Set problem> Find the lines that contain the word "Downloads" and copy each one.

-- START Supplied records --

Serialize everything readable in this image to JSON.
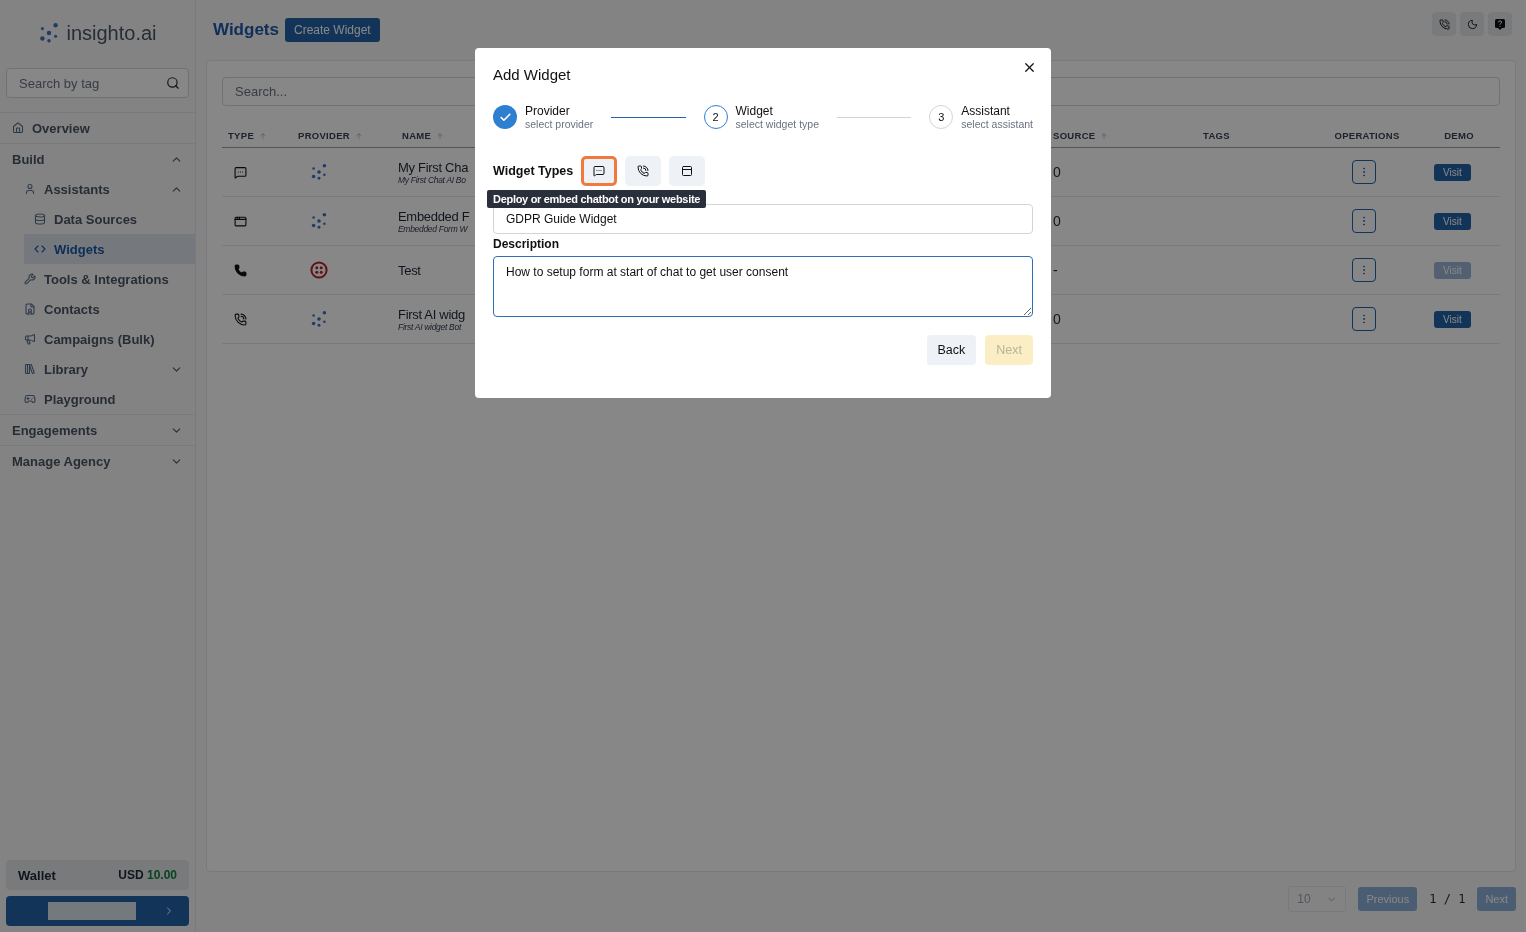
{
  "sidebar": {
    "brand": "insighto.ai",
    "search": {
      "placeholder": "Search by tag"
    },
    "items": [
      {
        "kind": "link",
        "label": "Overview",
        "selected": false
      },
      {
        "kind": "section",
        "label": "Build",
        "expanded": true,
        "children": [
          {
            "kind": "link",
            "label": "Assistants",
            "expanded": true,
            "selected": false,
            "children": [
              {
                "kind": "link",
                "label": "Data Sources",
                "selected": false
              },
              {
                "kind": "link",
                "label": "Widgets",
                "selected": true
              }
            ]
          },
          {
            "kind": "link",
            "label": "Tools & Integrations",
            "selected": false
          },
          {
            "kind": "link",
            "label": "Contacts",
            "selected": false
          },
          {
            "kind": "link",
            "label": "Campaigns (Bulk)",
            "selected": false
          },
          {
            "kind": "link",
            "label": "Library",
            "expanded": false,
            "selected": false
          },
          {
            "kind": "link",
            "label": "Playground",
            "selected": false
          }
        ]
      },
      {
        "kind": "section",
        "label": "Engagements",
        "expanded": false
      },
      {
        "kind": "section",
        "label": "Manage Agency",
        "expanded": false
      }
    ],
    "wallet": {
      "label": "Wallet",
      "currency": "USD",
      "amount": "10.00"
    }
  },
  "header": {
    "title": "Widgets",
    "create_button": "Create Widget"
  },
  "table": {
    "search": {
      "placeholder": "Search..."
    },
    "columns": [
      {
        "label": "TYPE",
        "sortable": true
      },
      {
        "label": "PROVIDER",
        "sortable": true
      },
      {
        "label": "NAME",
        "sortable": true
      },
      {
        "label": "SOURCE",
        "sortable": true
      },
      {
        "label": "TAGS",
        "sortable": false
      },
      {
        "label": "OPERATIONS",
        "sortable": false
      },
      {
        "label": "DEMO",
        "sortable": false
      }
    ],
    "rows": [
      {
        "type": {
          "kind": "chat"
        },
        "provider": {
          "kind": "insighto"
        },
        "name": "My First Cha",
        "subtitle": "My First Chat AI Bo",
        "source": "0",
        "visit": "Visit",
        "visit_disabled": false
      },
      {
        "type": {
          "kind": "window"
        },
        "provider": {
          "kind": "insighto"
        },
        "name": "Embedded F",
        "subtitle": "Embedded Form W",
        "source": "0",
        "visit": "Visit",
        "visit_disabled": false
      },
      {
        "type": {
          "kind": "phone"
        },
        "provider": {
          "kind": "twilio"
        },
        "name": "Test",
        "source": "-",
        "visit": "Visit",
        "visit_disabled": true
      },
      {
        "type": {
          "kind": "phone-call"
        },
        "provider": {
          "kind": "insighto"
        },
        "name": "First AI widg",
        "subtitle": "First AI widget Bot",
        "source": "0",
        "visit": "Visit",
        "visit_disabled": false
      }
    ]
  },
  "pagination": {
    "page_size": "10",
    "previous": "Previous",
    "previous_disabled": true,
    "page": "1",
    "separator": "/",
    "total": "1",
    "next": "Next",
    "next_disabled": true
  },
  "dialog": {
    "title": "Add Widget",
    "steps": [
      {
        "title": "Provider",
        "subtitle": "select provider",
        "completed": true,
        "current": false
      },
      {
        "number": "2",
        "title": "Widget",
        "subtitle": "select widget type",
        "completed": false,
        "current": true
      },
      {
        "number": "3",
        "title": "Assistant",
        "subtitle": "select assistant",
        "completed": false,
        "current": false
      }
    ],
    "widget_types_label": "Widget Types",
    "widget_types": [
      {
        "kind": "chat",
        "selected": true
      },
      {
        "kind": "phone-call",
        "selected": false
      },
      {
        "kind": "form",
        "selected": false
      }
    ],
    "tooltip": "Deploy or embed chatbot on your website",
    "name_value": "GDPR Guide Widget",
    "description_label": "Description",
    "description_value": "How to setup form at start of chat to get user consent",
    "back": "Back",
    "next": "Next",
    "next_disabled": true
  }
}
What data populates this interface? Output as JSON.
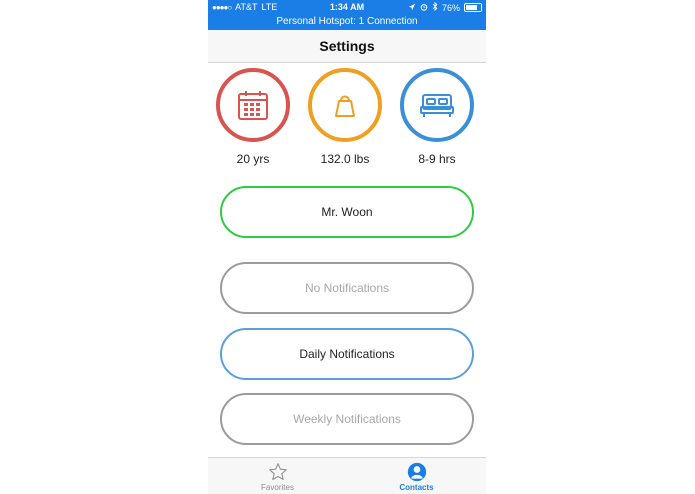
{
  "status_bar": {
    "carrier": "AT&T",
    "network": "LTE",
    "time": "1:34 AM",
    "battery_percent": "76%",
    "battery_level": 0.76,
    "icons": [
      "signal-dots-icon",
      "location-icon",
      "alarm-icon",
      "bluetooth-icon",
      "battery-icon"
    ]
  },
  "hotspot_banner": "Personal Hotspot: 1 Connection",
  "nav": {
    "title": "Settings"
  },
  "stats": [
    {
      "icon": "calendar-icon",
      "value": "20 yrs",
      "color": "#d9534f"
    },
    {
      "icon": "weight-icon",
      "value": "132.0 lbs",
      "color": "#f0a020"
    },
    {
      "icon": "bed-icon",
      "value": "8-9 hrs",
      "color": "#3a8fd8"
    }
  ],
  "profile_button": {
    "label": "Mr. Woon",
    "border_color": "#2ecc40"
  },
  "notification_options": [
    {
      "label": "No Notifications",
      "selected": false
    },
    {
      "label": "Daily Notifications",
      "selected": true
    },
    {
      "label": "Weekly Notifications",
      "selected": false
    }
  ],
  "colors": {
    "accent": "#1a7ee6",
    "unselected_border": "#9b9b9b",
    "selected_border": "#5b9fe0",
    "unselected_text": "#a8a8a8"
  },
  "tab_bar": {
    "tabs": [
      {
        "label": "Favorites",
        "icon": "star-icon",
        "active": false
      },
      {
        "label": "Contacts",
        "icon": "contacts-icon",
        "active": true
      }
    ]
  }
}
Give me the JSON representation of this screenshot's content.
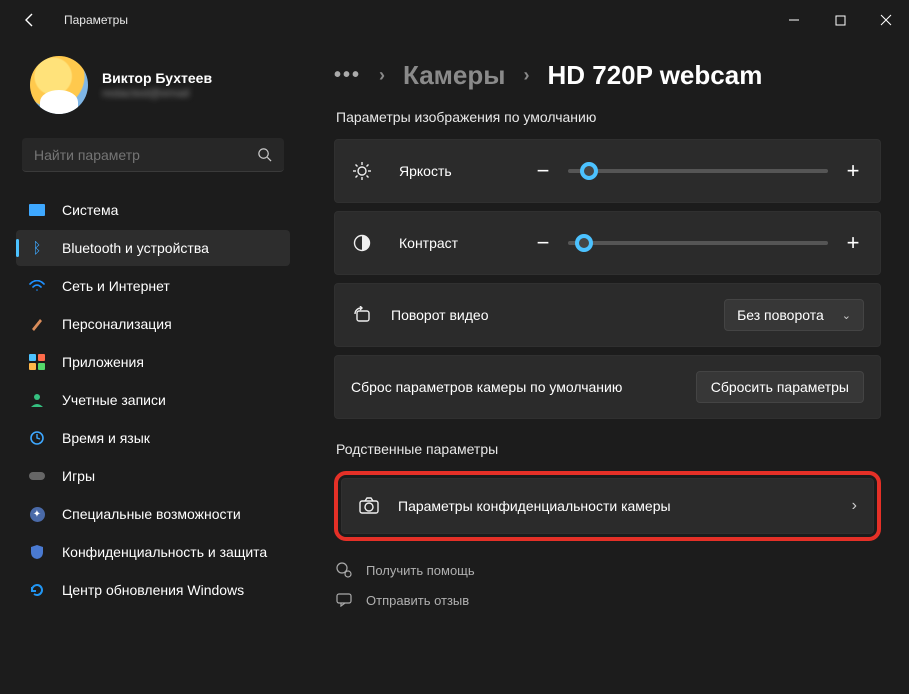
{
  "titlebar": {
    "title": "Параметры"
  },
  "user": {
    "name": "Виктор Бухтеев",
    "email": "redacted@email"
  },
  "search": {
    "placeholder": "Найти параметр"
  },
  "nav": [
    {
      "label": "Система"
    },
    {
      "label": "Bluetooth и устройства"
    },
    {
      "label": "Сеть и Интернет"
    },
    {
      "label": "Персонализация"
    },
    {
      "label": "Приложения"
    },
    {
      "label": "Учетные записи"
    },
    {
      "label": "Время и язык"
    },
    {
      "label": "Игры"
    },
    {
      "label": "Специальные возможности"
    },
    {
      "label": "Конфиденциальность и защита"
    },
    {
      "label": "Центр обновления Windows"
    }
  ],
  "breadcrumb": {
    "parent": "Камеры",
    "current": "HD 720P webcam"
  },
  "sections": {
    "defaults": "Параметры изображения по умолчанию",
    "related": "Родственные параметры"
  },
  "sliders": {
    "brightness": {
      "label": "Яркость",
      "value": 8
    },
    "contrast": {
      "label": "Контраст",
      "value": 6
    }
  },
  "rotation": {
    "label": "Поворот видео",
    "value": "Без поворота"
  },
  "reset": {
    "label": "Сброс параметров камеры по умолчанию",
    "button": "Сбросить параметры"
  },
  "privacy": {
    "label": "Параметры конфиденциальности камеры"
  },
  "help": {
    "get": "Получить помощь",
    "feedback": "Отправить отзыв"
  }
}
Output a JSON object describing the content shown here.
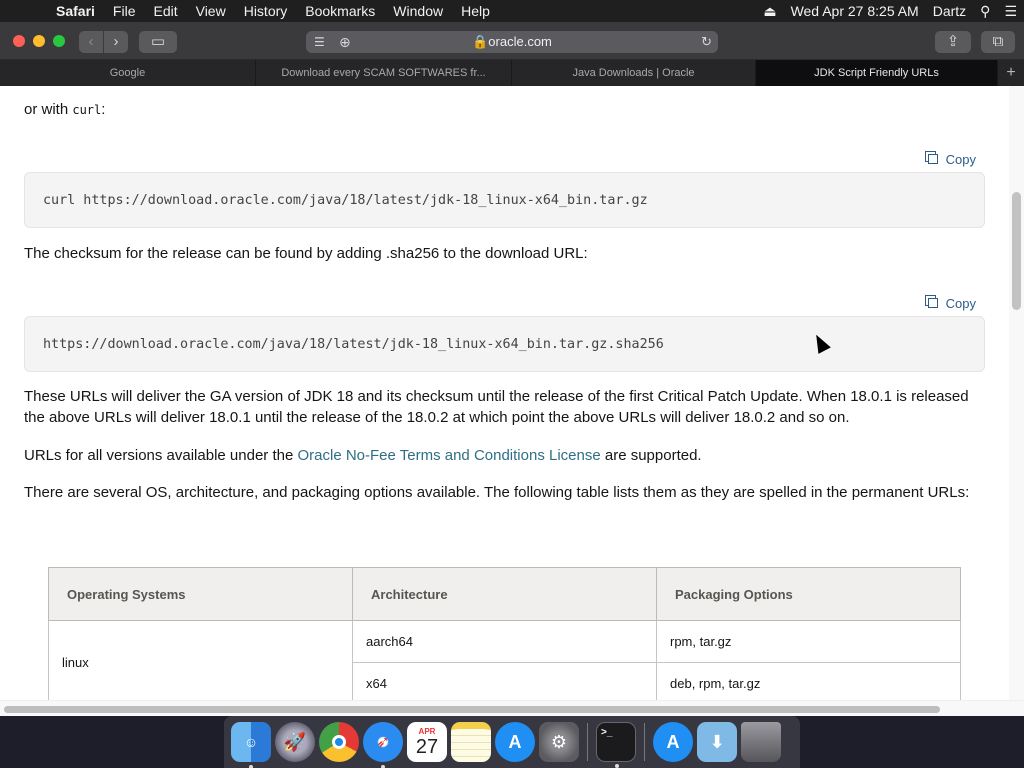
{
  "menubar": {
    "apple": "",
    "items": [
      "Safari",
      "File",
      "Edit",
      "View",
      "History",
      "Bookmarks",
      "Window",
      "Help"
    ],
    "clock": "Wed Apr 27  8:25 AM",
    "user": "Dartz",
    "eject_icon": "eject-icon",
    "search_icon": "spotlight-search-icon",
    "control_icon": "menu-list-icon"
  },
  "toolbar": {
    "back": "‹",
    "forward": "›",
    "sidebar": "▭",
    "reader": "☰",
    "new_tab_plus": "⊕",
    "url": "🔒oracle.com",
    "reload": "↻",
    "share": "⇪",
    "tabs_overview": "⧉"
  },
  "tabs": [
    {
      "label": "Google",
      "active": false
    },
    {
      "label": "Download every SCAM SOFTWARES fr...",
      "active": false
    },
    {
      "label": "Java Downloads | Oracle",
      "active": false
    },
    {
      "label": "JDK Script Friendly URLs",
      "active": true
    }
  ],
  "new_tab": "+",
  "content": {
    "intro_prefix": "or with ",
    "intro_code": "curl",
    "intro_suffix": ":",
    "copy_label": "Copy",
    "code1": "curl https://download.oracle.com/java/18/latest/jdk-18_linux-x64_bin.tar.gz",
    "checksum_text": "The checksum for the release can be found by adding .sha256 to the download URL:",
    "code2": "https://download.oracle.com/java/18/latest/jdk-18_linux-x64_bin.tar.gz.sha256",
    "ga_text": "These URLs will deliver the GA version of JDK 18 and its checksum until the release of the first Critical Patch Update. When 18.0.1 is released the above URLs will deliver 18.0.1 until the release of the 18.0.2 at which point the above URLs will deliver 18.0.2 and so on.",
    "license_prefix": "URLs for all versions available under the ",
    "license_link": "Oracle No-Fee Terms and Conditions License",
    "license_suffix": " are supported.",
    "options_text": "There are several OS, architecture, and packaging options available. The following table lists them as they are spelled in the permanent URLs:",
    "table": {
      "headers": [
        "Operating Systems",
        "Architecture",
        "Packaging Options"
      ],
      "os": "linux",
      "rows": [
        {
          "arch": "aarch64",
          "pkg": "rpm, tar.gz"
        },
        {
          "arch": "x64",
          "pkg": "deb, rpm, tar.gz"
        }
      ]
    }
  },
  "dock": {
    "apps": [
      "Finder",
      "Launchpad",
      "Chrome",
      "Safari",
      "Calendar",
      "Notes",
      "App Store",
      "System Preferences",
      "Terminal",
      "App Store",
      "Downloads",
      "Trash"
    ],
    "calendar_month": "APR",
    "calendar_day": "27",
    "terminal_prompt": ">_"
  },
  "colors": {
    "link": "#2f6f85",
    "copy": "#2f5b8c",
    "code_bg": "#f4f4f4",
    "table_header_bg": "#f1efed"
  }
}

-- END Supplied records --

Written reply>
      "label": "Java Downloads | Oracle",
      "Downloads",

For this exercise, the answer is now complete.